▶ **DESCRIPTION OF THE TASK**
Return the listing below in full, with every line exactly as it is.

===== RECORDS SUPPLIED =====

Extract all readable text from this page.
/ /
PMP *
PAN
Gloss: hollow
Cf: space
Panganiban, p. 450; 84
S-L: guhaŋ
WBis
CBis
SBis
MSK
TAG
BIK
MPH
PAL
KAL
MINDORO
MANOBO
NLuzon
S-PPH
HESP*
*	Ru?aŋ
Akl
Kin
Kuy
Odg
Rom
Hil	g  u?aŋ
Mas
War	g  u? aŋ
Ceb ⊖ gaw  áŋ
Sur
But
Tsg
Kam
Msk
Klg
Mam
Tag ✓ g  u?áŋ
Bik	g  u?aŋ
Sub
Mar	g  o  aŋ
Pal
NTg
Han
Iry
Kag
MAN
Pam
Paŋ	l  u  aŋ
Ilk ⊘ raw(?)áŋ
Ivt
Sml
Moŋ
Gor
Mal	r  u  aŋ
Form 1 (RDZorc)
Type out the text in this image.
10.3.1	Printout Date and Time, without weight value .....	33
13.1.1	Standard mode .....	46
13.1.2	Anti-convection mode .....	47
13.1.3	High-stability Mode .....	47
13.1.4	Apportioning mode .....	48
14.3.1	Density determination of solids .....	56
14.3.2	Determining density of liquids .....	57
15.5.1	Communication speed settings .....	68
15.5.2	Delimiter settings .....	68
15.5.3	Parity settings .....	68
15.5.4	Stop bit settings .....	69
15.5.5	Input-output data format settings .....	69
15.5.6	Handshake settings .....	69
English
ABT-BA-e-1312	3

=====

▶ **CORRECT RESPONSE**
Extract all readable text from this page.
/ /
PMP *
PAN
Gloss: hollow
Cf: space
Panganiban, p. 450; 84
S-L: guhaŋ
WBis
CBis
SBis
MSK
TAG
BIK
MPH
PAL
KAL
MINDORO
MANOBO
NLuzon
S-PPH
HESP*
*	Ru?aŋ
Akl
Kin
Kuy
Odg
Rom
Hil	g  u?aŋ
Mas
War	g  u? aŋ
Ceb ⊖ gaw  áŋ
Sur
But
Tsg
Kam
Msk
Klg
Mam
Tag ✓ g  u?áŋ
Bik	g  u?aŋ
Sub
Mar	g  o  aŋ
Pal
NTg
Han
Iry
Kag
MAN
Pam
Paŋ	l  u  aŋ
Ilk ⊘ raw(?)áŋ
Ivt
Sml
Moŋ
Gor
Mal	r  u  aŋ
Form 1 (RDZorc)
Type out the text in this image.
10.3.1	Printout Date and Time, without weight value .....	33
13.1.1	Standard mode .....	46
13.1.2	Anti-convection mode .....	47
13.1.3	High-stability Mode .....	47
13.1.4	Apportioning mode .....	48
14.3.1	Density determination of solids .....	56
14.3.2	Determining density of liquids .....	57
15.5.1	Communication speed settings .....	68
15.5.2	Delimiter settings .....	68
15.5.3	Parity settings .....	68
15.5.4	Stop bit settings .....	69
15.5.5	Input-output data format settings .....	69
15.5.6	Handshake settings .....	69
English
ABT-BA-e-1312	3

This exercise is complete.